◆ What to do ◆
Transcribe the whole listing without a single picture.

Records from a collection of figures
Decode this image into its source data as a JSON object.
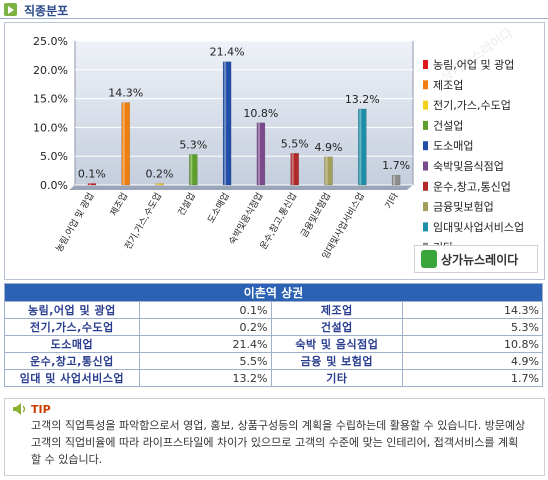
{
  "header": {
    "title": "직종분포"
  },
  "chart_data": {
    "type": "bar",
    "categories": [
      "농림,어업 및 광업",
      "제조업",
      "전기,가스,수도업",
      "건설업",
      "도소매업",
      "숙박및음식점업",
      "운수,창고,통신업",
      "금융및보험업",
      "임대및사업서비스업",
      "기타"
    ],
    "values": [
      0.1,
      14.3,
      0.2,
      5.3,
      21.4,
      10.8,
      5.5,
      4.9,
      13.2,
      1.7
    ],
    "value_labels": [
      "0.1%",
      "14.3%",
      "0.2%",
      "5.3%",
      "21.4%",
      "10.8%",
      "5.5%",
      "4.9%",
      "13.2%",
      "1.7%"
    ],
    "yticks": [
      "0.0%",
      "5.0%",
      "10.0%",
      "15.0%",
      "20.0%",
      "25.0%"
    ],
    "ylim": [
      0,
      25
    ],
    "colors": [
      "#e0161d",
      "#f07f0f",
      "#f2d21a",
      "#5e9e2a",
      "#1f4fa8",
      "#7a4a8c",
      "#b02a2a",
      "#a39e5a",
      "#1c8fa6",
      "#8c8c8c"
    ],
    "legend": [
      "농림,어업 및 광업",
      "제조업",
      "전기,가스,수도업",
      "건설업",
      "도소매업",
      "숙박및음식점업",
      "운수,창고,통신업",
      "금융및보험업",
      "임대및사업서비스업",
      "기타"
    ],
    "legend_position": "right",
    "grid": true,
    "watermark": "상가뉴스레이다"
  },
  "logo": {
    "text": "상가뉴스레이다"
  },
  "table": {
    "title": "이촌역 상권",
    "rows": [
      [
        {
          "label": "농림,어업 및 광업",
          "value": "0.1%"
        },
        {
          "label": "제조업",
          "value": "14.3%"
        }
      ],
      [
        {
          "label": "전기,가스,수도업",
          "value": "0.2%"
        },
        {
          "label": "건설업",
          "value": "5.3%"
        }
      ],
      [
        {
          "label": "도소매업",
          "value": "21.4%"
        },
        {
          "label": "숙박 및 음식점업",
          "value": "10.8%"
        }
      ],
      [
        {
          "label": "운수,창고,통신업",
          "value": "5.5%"
        },
        {
          "label": "금융 및 보험업",
          "value": "4.9%"
        }
      ],
      [
        {
          "label": "임대 및 사업서비스업",
          "value": "13.2%"
        },
        {
          "label": "기타",
          "value": "1.7%"
        }
      ]
    ]
  },
  "tip": {
    "label": "TIP",
    "text": "고객의 직업특성을 파악함으로서 영업, 홍보, 상품구성등의 계획을 수립하는데 활용할 수 있습니다. 방문예상 고객의 직업비율에 따라 라이프스타일에 차이가 있으므로 고객의 수준에 맞는 인테리어, 접객서비스를 계획 할 수 있습니다."
  }
}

◆ Right answer ◆
Decode this image into its source data as a JSON object.
{
  "header": {
    "title": "직종분포"
  },
  "chart_data": {
    "type": "bar",
    "categories": [
      "농림,어업 및 광업",
      "제조업",
      "전기,가스,수도업",
      "건설업",
      "도소매업",
      "숙박및음식점업",
      "운수,창고,통신업",
      "금융및보험업",
      "임대및사업서비스업",
      "기타"
    ],
    "values": [
      0.1,
      14.3,
      0.2,
      5.3,
      21.4,
      10.8,
      5.5,
      4.9,
      13.2,
      1.7
    ],
    "value_labels": [
      "0.1%",
      "14.3%",
      "0.2%",
      "5.3%",
      "21.4%",
      "10.8%",
      "5.5%",
      "4.9%",
      "13.2%",
      "1.7%"
    ],
    "yticks": [
      "0.0%",
      "5.0%",
      "10.0%",
      "15.0%",
      "20.0%",
      "25.0%"
    ],
    "ylim": [
      0,
      25
    ],
    "colors": [
      "#e0161d",
      "#f07f0f",
      "#f2d21a",
      "#5e9e2a",
      "#1f4fa8",
      "#7a4a8c",
      "#b02a2a",
      "#a39e5a",
      "#1c8fa6",
      "#8c8c8c"
    ],
    "legend": [
      "농림,어업 및 광업",
      "제조업",
      "전기,가스,수도업",
      "건설업",
      "도소매업",
      "숙박및음식점업",
      "운수,창고,통신업",
      "금융및보험업",
      "임대및사업서비스업",
      "기타"
    ],
    "legend_position": "right",
    "grid": true,
    "watermark": "상가뉴스레이다"
  },
  "logo": {
    "text": "상가뉴스레이다"
  },
  "table": {
    "title": "이촌역 상권",
    "rows": [
      [
        {
          "label": "농림,어업 및 광업",
          "value": "0.1%"
        },
        {
          "label": "제조업",
          "value": "14.3%"
        }
      ],
      [
        {
          "label": "전기,가스,수도업",
          "value": "0.2%"
        },
        {
          "label": "건설업",
          "value": "5.3%"
        }
      ],
      [
        {
          "label": "도소매업",
          "value": "21.4%"
        },
        {
          "label": "숙박 및 음식점업",
          "value": "10.8%"
        }
      ],
      [
        {
          "label": "운수,창고,통신업",
          "value": "5.5%"
        },
        {
          "label": "금융 및 보험업",
          "value": "4.9%"
        }
      ],
      [
        {
          "label": "임대 및 사업서비스업",
          "value": "13.2%"
        },
        {
          "label": "기타",
          "value": "1.7%"
        }
      ]
    ]
  },
  "tip": {
    "label": "TIP",
    "text": "고객의 직업특성을 파악함으로서 영업, 홍보, 상품구성등의 계획을 수립하는데 활용할 수 있습니다. 방문예상 고객의 직업비율에 따라 라이프스타일에 차이가 있으므로 고객의 수준에 맞는 인테리어, 접객서비스를 계획 할 수 있습니다."
  }
}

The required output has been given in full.